» TASK DETAILS
Your task is to reproduce the entries below word for word.
·····
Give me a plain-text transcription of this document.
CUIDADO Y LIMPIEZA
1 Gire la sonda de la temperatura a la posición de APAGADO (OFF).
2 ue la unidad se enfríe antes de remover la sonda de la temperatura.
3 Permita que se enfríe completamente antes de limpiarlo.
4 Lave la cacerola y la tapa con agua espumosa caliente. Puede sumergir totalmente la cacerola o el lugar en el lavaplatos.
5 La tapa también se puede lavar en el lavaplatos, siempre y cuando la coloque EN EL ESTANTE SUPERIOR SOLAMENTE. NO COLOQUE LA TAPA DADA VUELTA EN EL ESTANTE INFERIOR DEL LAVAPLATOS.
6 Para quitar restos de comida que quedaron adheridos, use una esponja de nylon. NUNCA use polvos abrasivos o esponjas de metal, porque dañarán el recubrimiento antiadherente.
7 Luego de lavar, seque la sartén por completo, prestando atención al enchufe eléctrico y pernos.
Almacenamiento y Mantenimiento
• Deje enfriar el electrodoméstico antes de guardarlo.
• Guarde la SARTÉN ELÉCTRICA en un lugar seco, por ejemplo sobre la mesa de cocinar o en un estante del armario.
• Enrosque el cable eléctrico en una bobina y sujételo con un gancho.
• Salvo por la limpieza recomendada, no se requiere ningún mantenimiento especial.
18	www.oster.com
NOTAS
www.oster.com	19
·····
» RIGHT ANSWER
Give me a plain-text transcription of this document.
CUIDADO Y LIMPIEZA
1 Gire la sonda de la temperatura a la posición de APAGADO (OFF).
2 ue la unidad se enfríe antes de remover la sonda de la temperatura.
3 Permita que se enfríe completamente antes de limpiarlo.
4 Lave la cacerola y la tapa con agua espumosa caliente. Puede sumergir totalmente la cacerola o el lugar en el lavaplatos.
5 La tapa también se puede lavar en el lavaplatos, siempre y cuando la coloque EN EL ESTANTE SUPERIOR SOLAMENTE. NO COLOQUE LA TAPA DADA VUELTA EN EL ESTANTE INFERIOR DEL LAVAPLATOS.
6 Para quitar restos de comida que quedaron adheridos, use una esponja de nylon. NUNCA use polvos abrasivos o esponjas de metal, porque dañarán el recubrimiento antiadherente.
7 Luego de lavar, seque la sartén por completo, prestando atención al enchufe eléctrico y pernos.
Almacenamiento y Mantenimiento
• Deje enfriar el electrodoméstico antes de guardarlo.
• Guarde la SARTÉN ELÉCTRICA en un lugar seco, por ejemplo sobre la mesa de cocinar o en un estante del armario.
• Enrosque el cable eléctrico en una bobina y sujételo con un gancho.
• Salvo por la limpieza recomendada, no se requiere ningún mantenimiento especial.
18	www.oster.com
NOTAS
www.oster.com	19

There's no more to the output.